Items stored from a collection
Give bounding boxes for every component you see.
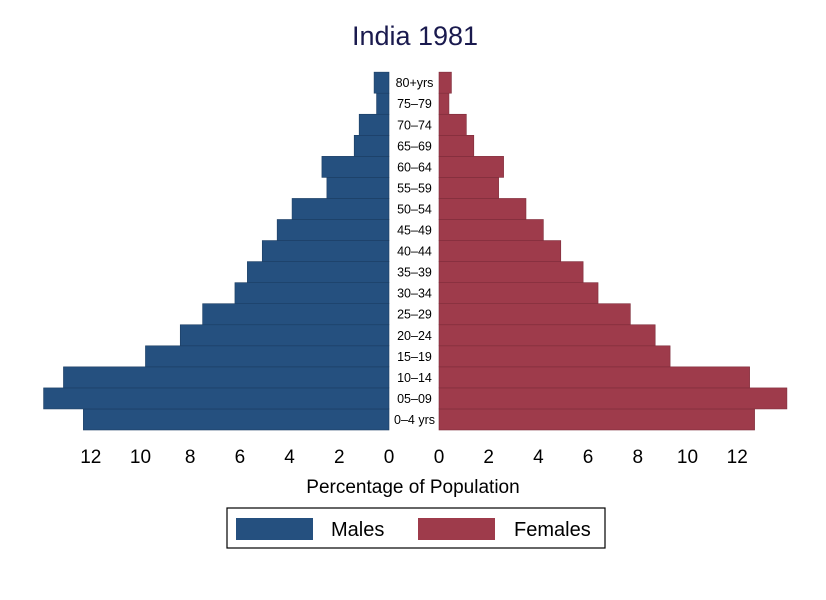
age-label-11: 55–59 xyxy=(397,181,432,195)
x-tick-right-0: 0 xyxy=(434,447,445,468)
x-axis-label: Percentage of Population xyxy=(306,477,519,498)
chart-title: India 1981 xyxy=(352,21,478,51)
x-tick-left-0: 12 xyxy=(80,447,101,468)
legend: Males Females xyxy=(226,507,606,549)
male-bar-3 xyxy=(145,345,390,368)
male-bar-2 xyxy=(63,366,390,389)
legend-label-females: Females xyxy=(514,519,591,541)
female-bar-7 xyxy=(438,261,584,283)
male-bar-8 xyxy=(261,240,390,262)
male-bar-7 xyxy=(247,261,390,283)
male-bar-16 xyxy=(373,71,390,94)
x-tick-right-1: 2 xyxy=(483,447,494,468)
female-bar-8 xyxy=(438,240,562,262)
female-bar-9 xyxy=(438,219,544,241)
x-tick-right-5: 10 xyxy=(677,447,698,468)
male-bar-15 xyxy=(376,92,390,115)
male-bar-12 xyxy=(321,156,390,178)
legend-label-males: Males xyxy=(331,519,384,541)
x-tick-right-3: 6 xyxy=(583,447,594,468)
age-label-9: 45–49 xyxy=(397,224,432,238)
male-bars-group xyxy=(43,71,390,431)
male-bar-1 xyxy=(43,387,390,410)
female-bar-5 xyxy=(438,303,631,326)
legend-swatch-males xyxy=(236,518,313,540)
female-bar-3 xyxy=(438,345,671,368)
age-label-8: 40–44 xyxy=(397,245,432,259)
x-tick-left-5: 2 xyxy=(334,447,345,468)
age-label-15: 75–79 xyxy=(397,97,432,111)
age-labels-group: 0–4 yrs 05–09 10–14 15–19 20–24 25–29 30–34 35–… xyxy=(394,76,435,427)
x-tick-right-4: 8 xyxy=(633,447,644,468)
x-ticks-left-group: 12 10 8 6 4 2 0 xyxy=(80,447,394,468)
x-tick-left-1: 10 xyxy=(130,447,151,468)
male-bar-5 xyxy=(202,303,390,326)
age-label-6: 30–34 xyxy=(397,287,432,301)
female-bar-13 xyxy=(438,135,475,157)
male-bar-14 xyxy=(358,113,390,136)
male-bar-13 xyxy=(353,135,390,157)
female-bar-16 xyxy=(438,71,452,94)
male-bar-6 xyxy=(234,282,390,304)
female-bar-6 xyxy=(438,282,599,304)
legend-swatch-females xyxy=(418,518,495,540)
female-bar-2 xyxy=(438,366,750,389)
female-bar-10 xyxy=(438,198,527,220)
x-ticks-right-group: 0 2 4 6 8 10 12 xyxy=(434,447,748,468)
x-tick-right-2: 4 xyxy=(533,447,544,468)
female-bar-15 xyxy=(438,92,450,115)
male-bar-9 xyxy=(276,219,390,241)
female-bars-group xyxy=(438,71,788,431)
female-bar-14 xyxy=(438,113,467,136)
female-bar-4 xyxy=(438,324,656,347)
male-bar-4 xyxy=(179,324,390,347)
female-bar-0 xyxy=(438,408,755,431)
age-label-10: 50–54 xyxy=(397,202,432,216)
age-label-3: 15–19 xyxy=(397,350,432,364)
x-tick-left-6: 0 xyxy=(384,447,395,468)
age-label-4: 20–24 xyxy=(397,329,432,343)
age-label-13: 65–69 xyxy=(397,139,432,153)
age-label-14: 70–74 xyxy=(397,118,432,132)
x-tick-left-3: 6 xyxy=(235,447,246,468)
age-label-1: 05–09 xyxy=(397,392,432,406)
x-tick-left-2: 8 xyxy=(185,447,196,468)
female-bar-11 xyxy=(438,177,499,199)
age-label-12: 60–64 xyxy=(397,160,432,174)
female-bar-12 xyxy=(438,156,504,178)
age-label-16: 80+yrs xyxy=(396,76,434,90)
x-tick-left-4: 4 xyxy=(284,447,295,468)
male-bar-0 xyxy=(83,408,390,431)
male-bar-11 xyxy=(326,177,390,199)
age-label-5: 25–29 xyxy=(397,308,432,322)
x-tick-right-6: 12 xyxy=(727,447,748,468)
age-label-0: 0–4 yrs xyxy=(394,413,435,427)
age-label-7: 35–39 xyxy=(397,266,432,280)
male-bar-10 xyxy=(291,198,390,220)
age-label-2: 10–14 xyxy=(397,371,432,385)
female-bar-1 xyxy=(438,387,788,410)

▶ Set exercise
Reproduce every line of the items above verbatim, omitting any picture.

▶ Answer for the task
Give bounding boxes for every component you see.
age-label-11: 55–59 xyxy=(397,181,432,195)
x-tick-right-0: 0 xyxy=(434,447,445,468)
x-axis-label: Percentage of Population xyxy=(306,477,519,498)
chart-title: India 1981 xyxy=(352,21,478,51)
x-tick-left-0: 12 xyxy=(80,447,101,468)
legend: Males Females xyxy=(226,507,606,549)
male-bar-3 xyxy=(145,345,390,368)
male-bar-2 xyxy=(63,366,390,389)
legend-label-females: Females xyxy=(514,519,591,541)
female-bar-7 xyxy=(438,261,584,283)
male-bar-8 xyxy=(261,240,390,262)
male-bar-7 xyxy=(247,261,390,283)
male-bar-16 xyxy=(373,71,390,94)
x-tick-right-1: 2 xyxy=(483,447,494,468)
female-bar-8 xyxy=(438,240,562,262)
female-bar-9 xyxy=(438,219,544,241)
x-tick-right-5: 10 xyxy=(677,447,698,468)
male-bar-15 xyxy=(376,92,390,115)
male-bar-12 xyxy=(321,156,390,178)
legend-label-males: Males xyxy=(331,519,384,541)
x-tick-right-3: 6 xyxy=(583,447,594,468)
age-label-9: 45–49 xyxy=(397,224,432,238)
male-bars-group xyxy=(43,71,390,431)
male-bar-1 xyxy=(43,387,390,410)
female-bar-5 xyxy=(438,303,631,326)
legend-swatch-males xyxy=(236,518,313,540)
female-bar-3 xyxy=(438,345,671,368)
age-label-8: 40–44 xyxy=(397,245,432,259)
x-tick-left-5: 2 xyxy=(334,447,345,468)
age-label-15: 75–79 xyxy=(397,97,432,111)
age-labels-group: 0–4 yrs 05–09 10–14 15–19 20–24 25–29 30–34 35–… xyxy=(394,76,435,427)
x-tick-right-4: 8 xyxy=(633,447,644,468)
x-ticks-left-group: 12 10 8 6 4 2 0 xyxy=(80,447,394,468)
x-tick-left-1: 10 xyxy=(130,447,151,468)
male-bar-5 xyxy=(202,303,390,326)
age-label-6: 30–34 xyxy=(397,287,432,301)
female-bar-13 xyxy=(438,135,475,157)
male-bar-14 xyxy=(358,113,390,136)
male-bar-13 xyxy=(353,135,390,157)
female-bar-16 xyxy=(438,71,452,94)
male-bar-6 xyxy=(234,282,390,304)
female-bar-6 xyxy=(438,282,599,304)
legend-swatch-females xyxy=(418,518,495,540)
female-bar-2 xyxy=(438,366,750,389)
female-bar-10 xyxy=(438,198,527,220)
x-ticks-right-group: 0 2 4 6 8 10 12 xyxy=(434,447,748,468)
x-tick-right-2: 4 xyxy=(533,447,544,468)
female-bar-15 xyxy=(438,92,450,115)
male-bar-9 xyxy=(276,219,390,241)
female-bars-group xyxy=(438,71,788,431)
female-bar-14 xyxy=(438,113,467,136)
female-bar-4 xyxy=(438,324,656,347)
male-bar-4 xyxy=(179,324,390,347)
female-bar-0 xyxy=(438,408,755,431)
age-label-10: 50–54 xyxy=(397,202,432,216)
age-label-3: 15–19 xyxy=(397,350,432,364)
x-tick-left-6: 0 xyxy=(384,447,395,468)
age-label-4: 20–24 xyxy=(397,329,432,343)
age-label-13: 65–69 xyxy=(397,139,432,153)
age-label-14: 70–74 xyxy=(397,118,432,132)
x-tick-left-3: 6 xyxy=(235,447,246,468)
age-label-1: 05–09 xyxy=(397,392,432,406)
x-tick-left-2: 8 xyxy=(185,447,196,468)
female-bar-11 xyxy=(438,177,499,199)
age-label-12: 60–64 xyxy=(397,160,432,174)
female-bar-12 xyxy=(438,156,504,178)
age-label-16: 80+yrs xyxy=(396,76,434,90)
x-tick-left-4: 4 xyxy=(284,447,295,468)
male-bar-0 xyxy=(83,408,390,431)
male-bar-11 xyxy=(326,177,390,199)
age-label-5: 25–29 xyxy=(397,308,432,322)
x-tick-right-6: 12 xyxy=(727,447,748,468)
age-label-0: 0–4 yrs xyxy=(394,413,435,427)
age-label-7: 35–39 xyxy=(397,266,432,280)
male-bar-10 xyxy=(291,198,390,220)
age-label-2: 10–14 xyxy=(397,371,432,385)
female-bar-1 xyxy=(438,387,788,410)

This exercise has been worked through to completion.